== Supplied data ==

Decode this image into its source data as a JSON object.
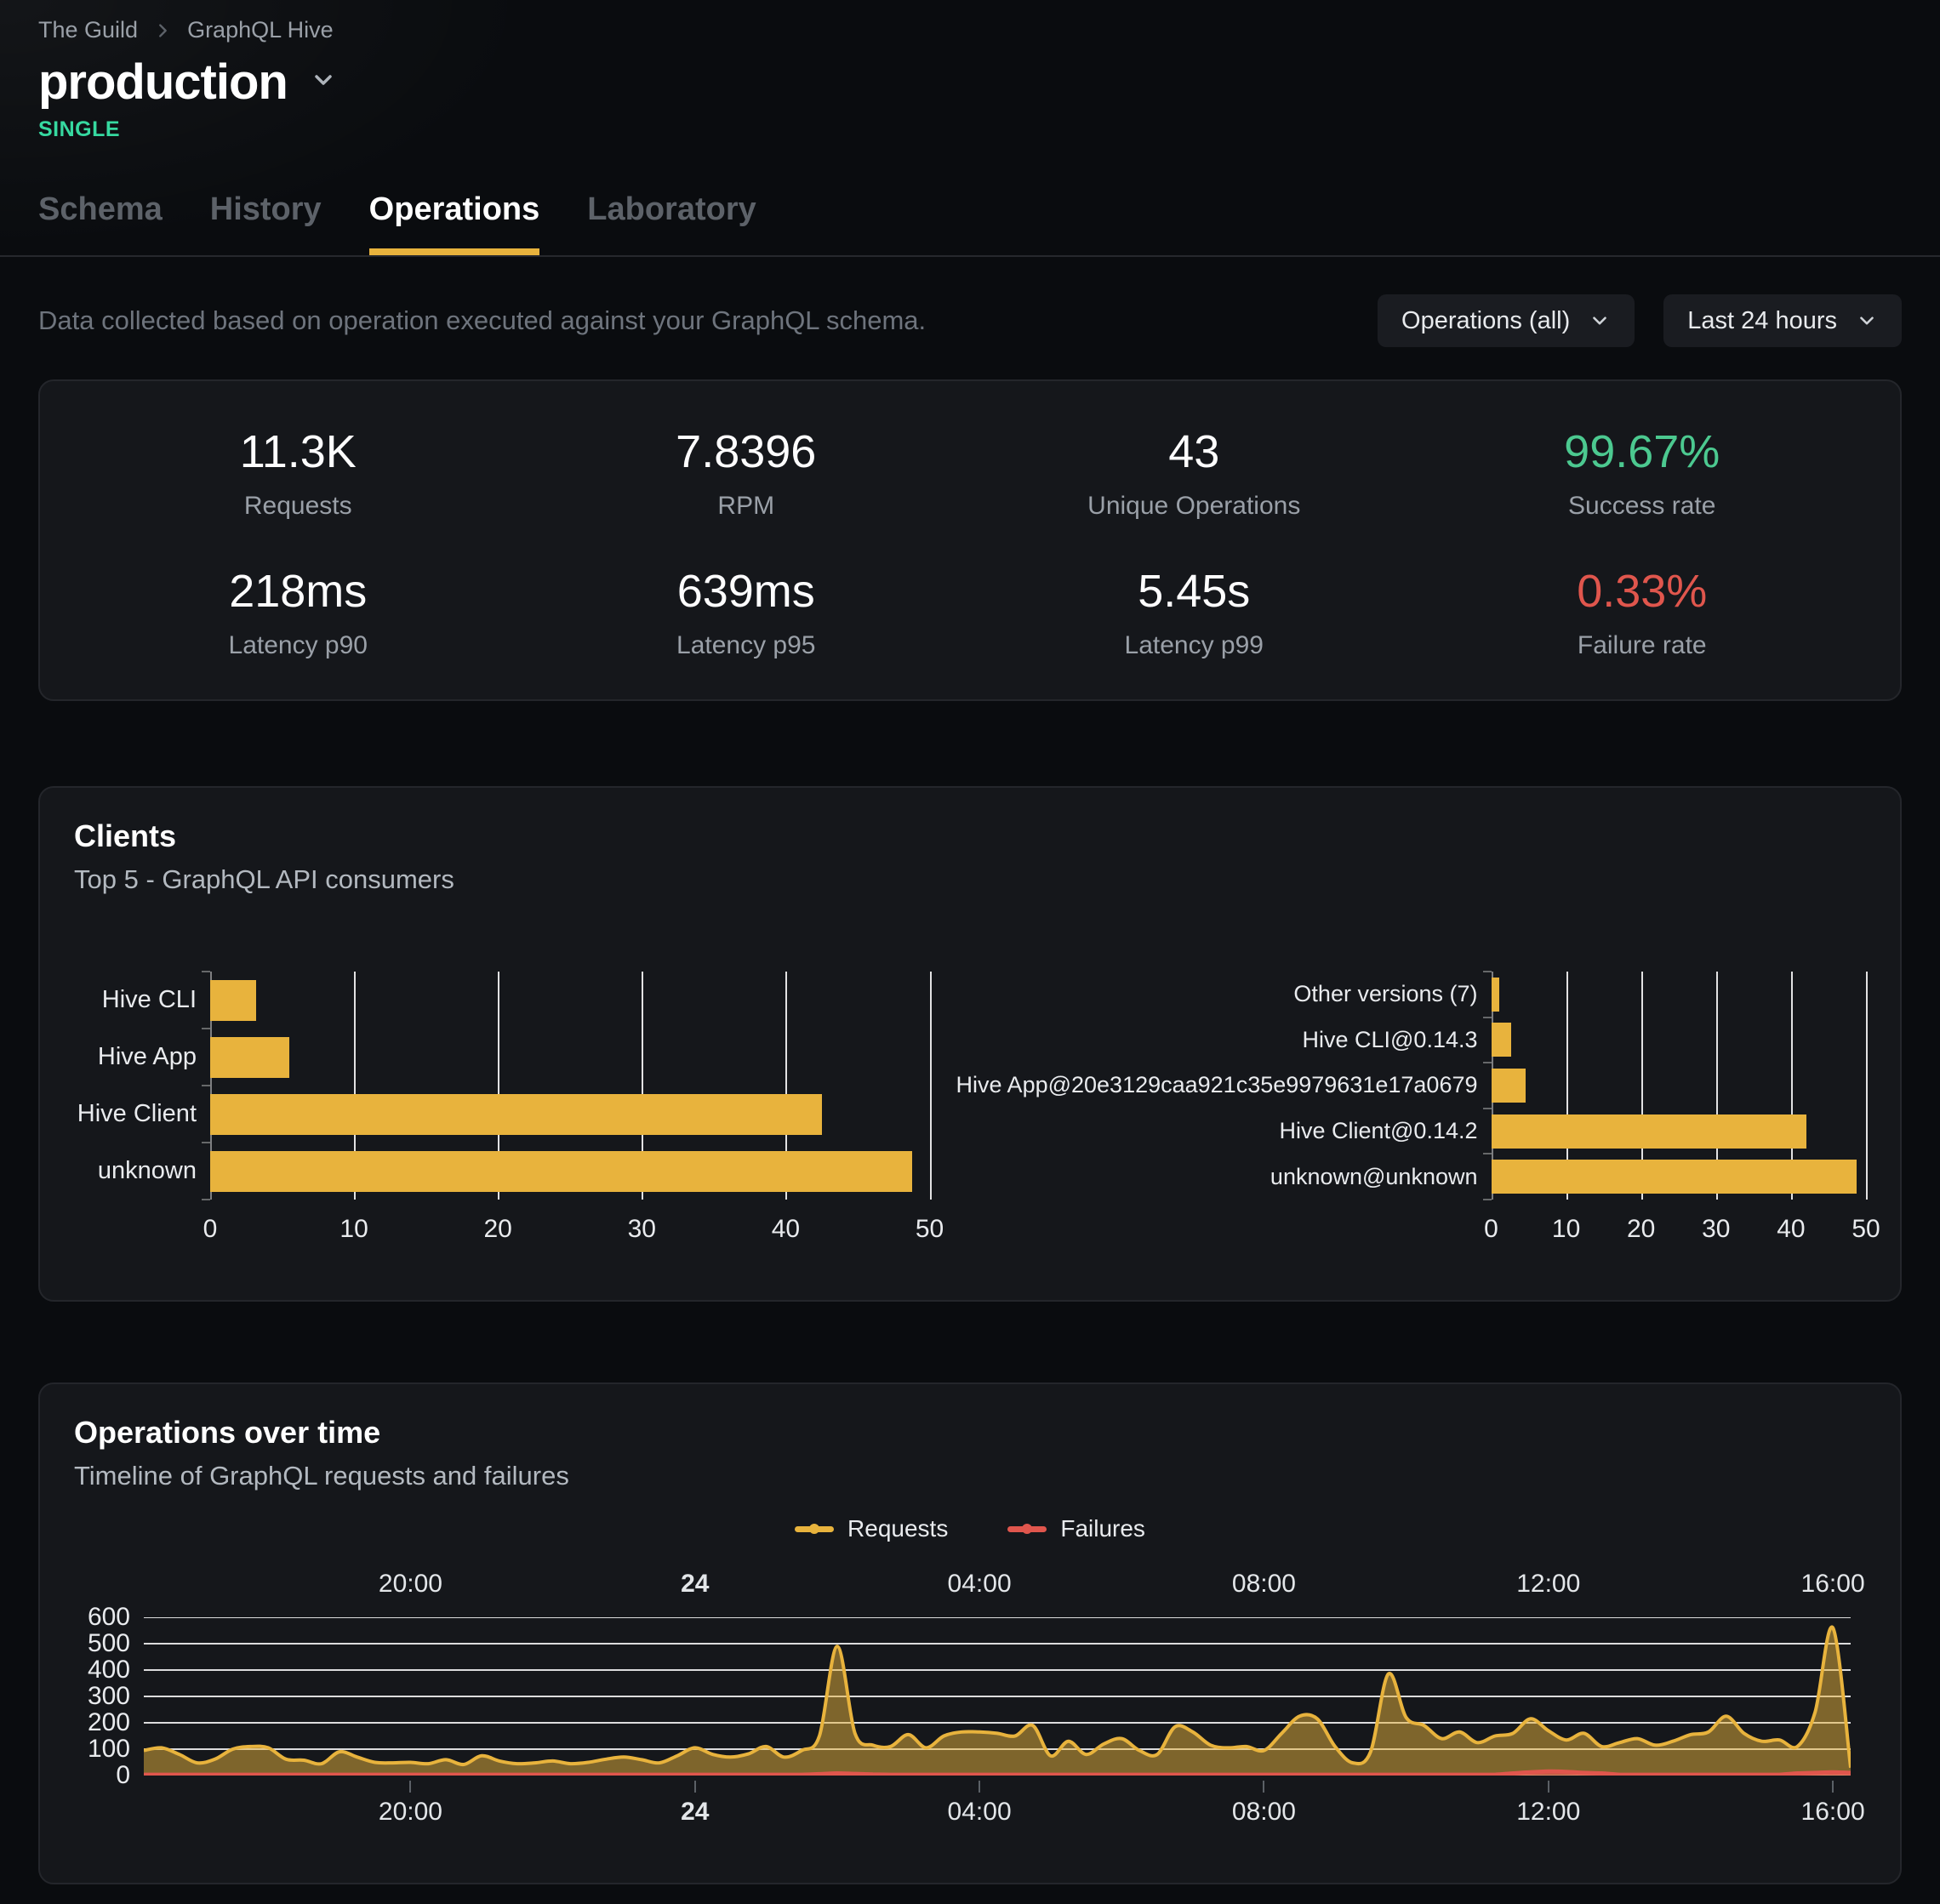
{
  "colors": {
    "accent": "#e8b33d",
    "badge": "#36d9a0",
    "success": "#4cc990",
    "failure": "#e0564d"
  },
  "breadcrumb": {
    "org": "The Guild",
    "project": "GraphQL Hive"
  },
  "header": {
    "target_name": "production",
    "badge": "SINGLE"
  },
  "tabs": [
    {
      "label": "Schema",
      "active": false
    },
    {
      "label": "History",
      "active": false
    },
    {
      "label": "Operations",
      "active": true
    },
    {
      "label": "Laboratory",
      "active": false
    }
  ],
  "controls": {
    "description": "Data collected based on operation executed against your GraphQL schema.",
    "operations_filter": "Operations (all)",
    "period_filter": "Last 24 hours"
  },
  "stats": [
    {
      "value": "11.3K",
      "label": "Requests"
    },
    {
      "value": "7.8396",
      "label": "RPM"
    },
    {
      "value": "43",
      "label": "Unique Operations"
    },
    {
      "value": "99.67%",
      "label": "Success rate",
      "color": "#4cc990"
    },
    {
      "value": "218ms",
      "label": "Latency p90"
    },
    {
      "value": "639ms",
      "label": "Latency p95"
    },
    {
      "value": "5.45s",
      "label": "Latency p99"
    },
    {
      "value": "0.33%",
      "label": "Failure rate",
      "color": "#e0564d"
    }
  ],
  "clients_card": {
    "title": "Clients",
    "subtitle": "Top 5 - GraphQL API consumers"
  },
  "ops_card": {
    "title": "Operations over time",
    "subtitle": "Timeline of GraphQL requests and failures",
    "legend": [
      {
        "label": "Requests",
        "color": "#e8b33d"
      },
      {
        "label": "Failures",
        "color": "#e0564d"
      }
    ]
  },
  "chart_data": [
    {
      "type": "bar",
      "orientation": "horizontal",
      "categories": [
        "Hive CLI",
        "Hive App",
        "Hive Client",
        "unknown"
      ],
      "values": [
        3.2,
        5.5,
        42.5,
        48.8
      ],
      "xlim": [
        0,
        50
      ],
      "xticks": [
        0,
        10,
        20,
        30,
        40,
        50
      ],
      "bar_color": "#e8b33d",
      "grid": true
    },
    {
      "type": "bar",
      "orientation": "horizontal",
      "categories": [
        "Other versions (7)",
        "Hive CLI@0.14.3",
        "Hive App@20e3129caa921c35e9979631e17a0679",
        "Hive Client@0.14.2",
        "unknown@unknown"
      ],
      "values": [
        1.1,
        2.7,
        4.6,
        42.1,
        48.7
      ],
      "xlim": [
        0,
        50
      ],
      "xticks": [
        0,
        10,
        20,
        30,
        40,
        50
      ],
      "bar_color": "#e8b33d",
      "grid": true
    },
    {
      "type": "area",
      "ylim": [
        0,
        600
      ],
      "yticks": [
        0,
        100,
        200,
        300,
        400,
        500,
        600
      ],
      "x_tick_labels": [
        {
          "label": "20:00",
          "index": 15
        },
        {
          "label": "24",
          "index": 31,
          "bold": true
        },
        {
          "label": "04:00",
          "index": 47
        },
        {
          "label": "08:00",
          "index": 63
        },
        {
          "label": "12:00",
          "index": 79
        },
        {
          "label": "16:00",
          "index": 95
        }
      ],
      "grid": true,
      "series": [
        {
          "name": "Requests",
          "color": "#e8b33d",
          "fill_opacity": 0.5,
          "values": [
            95,
            105,
            80,
            48,
            62,
            100,
            110,
            105,
            62,
            58,
            45,
            90,
            70,
            50,
            48,
            50,
            45,
            60,
            42,
            75,
            55,
            45,
            48,
            55,
            45,
            50,
            62,
            70,
            60,
            48,
            75,
            105,
            80,
            70,
            82,
            110,
            70,
            95,
            150,
            490,
            160,
            115,
            110,
            155,
            105,
            150,
            165,
            165,
            160,
            150,
            190,
            75,
            130,
            80,
            120,
            140,
            95,
            80,
            185,
            165,
            115,
            105,
            110,
            95,
            160,
            225,
            215,
            110,
            48,
            90,
            385,
            220,
            190,
            140,
            165,
            125,
            150,
            160,
            215,
            170,
            135,
            160,
            110,
            125,
            140,
            115,
            130,
            155,
            165,
            225,
            160,
            130,
            135,
            110,
            240,
            560,
            30
          ]
        },
        {
          "name": "Failures",
          "color": "#e0564d",
          "fill_opacity": 0.6,
          "values": [
            3,
            3,
            3,
            3,
            3,
            3,
            3,
            3,
            3,
            3,
            3,
            3,
            3,
            3,
            3,
            3,
            3,
            3,
            3,
            3,
            3,
            3,
            3,
            3,
            3,
            3,
            3,
            3,
            3,
            3,
            3,
            3,
            3,
            3,
            3,
            3,
            3,
            3,
            5,
            8,
            6,
            4,
            3,
            3,
            3,
            3,
            3,
            3,
            3,
            3,
            3,
            3,
            3,
            3,
            3,
            3,
            3,
            3,
            3,
            3,
            3,
            3,
            3,
            3,
            3,
            3,
            3,
            3,
            3,
            3,
            3,
            3,
            3,
            3,
            3,
            3,
            3,
            8,
            12,
            15,
            14,
            10,
            8,
            3,
            3,
            3,
            3,
            3,
            3,
            3,
            3,
            3,
            3,
            8,
            10,
            12,
            10
          ]
        }
      ]
    }
  ]
}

===

Quote every line word for word and keep the images out of the copy.

• _Response_:
Decode this image into its source data as a JSON object.
{
  "colors": {
    "accent": "#e8b33d",
    "badge": "#36d9a0",
    "success": "#4cc990",
    "failure": "#e0564d"
  },
  "breadcrumb": {
    "org": "The Guild",
    "project": "GraphQL Hive"
  },
  "header": {
    "target_name": "production",
    "badge": "SINGLE"
  },
  "tabs": [
    {
      "label": "Schema",
      "active": false
    },
    {
      "label": "History",
      "active": false
    },
    {
      "label": "Operations",
      "active": true
    },
    {
      "label": "Laboratory",
      "active": false
    }
  ],
  "controls": {
    "description": "Data collected based on operation executed against your GraphQL schema.",
    "operations_filter": "Operations (all)",
    "period_filter": "Last 24 hours"
  },
  "stats": [
    {
      "value": "11.3K",
      "label": "Requests"
    },
    {
      "value": "7.8396",
      "label": "RPM"
    },
    {
      "value": "43",
      "label": "Unique Operations"
    },
    {
      "value": "99.67%",
      "label": "Success rate",
      "color": "#4cc990"
    },
    {
      "value": "218ms",
      "label": "Latency p90"
    },
    {
      "value": "639ms",
      "label": "Latency p95"
    },
    {
      "value": "5.45s",
      "label": "Latency p99"
    },
    {
      "value": "0.33%",
      "label": "Failure rate",
      "color": "#e0564d"
    }
  ],
  "clients_card": {
    "title": "Clients",
    "subtitle": "Top 5 - GraphQL API consumers"
  },
  "ops_card": {
    "title": "Operations over time",
    "subtitle": "Timeline of GraphQL requests and failures",
    "legend": [
      {
        "label": "Requests",
        "color": "#e8b33d"
      },
      {
        "label": "Failures",
        "color": "#e0564d"
      }
    ]
  },
  "chart_data": [
    {
      "type": "bar",
      "orientation": "horizontal",
      "categories": [
        "Hive CLI",
        "Hive App",
        "Hive Client",
        "unknown"
      ],
      "values": [
        3.2,
        5.5,
        42.5,
        48.8
      ],
      "xlim": [
        0,
        50
      ],
      "xticks": [
        0,
        10,
        20,
        30,
        40,
        50
      ],
      "bar_color": "#e8b33d",
      "grid": true
    },
    {
      "type": "bar",
      "orientation": "horizontal",
      "categories": [
        "Other versions (7)",
        "Hive CLI@0.14.3",
        "Hive App@20e3129caa921c35e9979631e17a0679",
        "Hive Client@0.14.2",
        "unknown@unknown"
      ],
      "values": [
        1.1,
        2.7,
        4.6,
        42.1,
        48.7
      ],
      "xlim": [
        0,
        50
      ],
      "xticks": [
        0,
        10,
        20,
        30,
        40,
        50
      ],
      "bar_color": "#e8b33d",
      "grid": true
    },
    {
      "type": "area",
      "ylim": [
        0,
        600
      ],
      "yticks": [
        0,
        100,
        200,
        300,
        400,
        500,
        600
      ],
      "x_tick_labels": [
        {
          "label": "20:00",
          "index": 15
        },
        {
          "label": "24",
          "index": 31,
          "bold": true
        },
        {
          "label": "04:00",
          "index": 47
        },
        {
          "label": "08:00",
          "index": 63
        },
        {
          "label": "12:00",
          "index": 79
        },
        {
          "label": "16:00",
          "index": 95
        }
      ],
      "grid": true,
      "series": [
        {
          "name": "Requests",
          "color": "#e8b33d",
          "fill_opacity": 0.5,
          "values": [
            95,
            105,
            80,
            48,
            62,
            100,
            110,
            105,
            62,
            58,
            45,
            90,
            70,
            50,
            48,
            50,
            45,
            60,
            42,
            75,
            55,
            45,
            48,
            55,
            45,
            50,
            62,
            70,
            60,
            48,
            75,
            105,
            80,
            70,
            82,
            110,
            70,
            95,
            150,
            490,
            160,
            115,
            110,
            155,
            105,
            150,
            165,
            165,
            160,
            150,
            190,
            75,
            130,
            80,
            120,
            140,
            95,
            80,
            185,
            165,
            115,
            105,
            110,
            95,
            160,
            225,
            215,
            110,
            48,
            90,
            385,
            220,
            190,
            140,
            165,
            125,
            150,
            160,
            215,
            170,
            135,
            160,
            110,
            125,
            140,
            115,
            130,
            155,
            165,
            225,
            160,
            130,
            135,
            110,
            240,
            560,
            30
          ]
        },
        {
          "name": "Failures",
          "color": "#e0564d",
          "fill_opacity": 0.6,
          "values": [
            3,
            3,
            3,
            3,
            3,
            3,
            3,
            3,
            3,
            3,
            3,
            3,
            3,
            3,
            3,
            3,
            3,
            3,
            3,
            3,
            3,
            3,
            3,
            3,
            3,
            3,
            3,
            3,
            3,
            3,
            3,
            3,
            3,
            3,
            3,
            3,
            3,
            3,
            5,
            8,
            6,
            4,
            3,
            3,
            3,
            3,
            3,
            3,
            3,
            3,
            3,
            3,
            3,
            3,
            3,
            3,
            3,
            3,
            3,
            3,
            3,
            3,
            3,
            3,
            3,
            3,
            3,
            3,
            3,
            3,
            3,
            3,
            3,
            3,
            3,
            3,
            3,
            8,
            12,
            15,
            14,
            10,
            8,
            3,
            3,
            3,
            3,
            3,
            3,
            3,
            3,
            3,
            3,
            8,
            10,
            12,
            10
          ]
        }
      ]
    }
  ]
}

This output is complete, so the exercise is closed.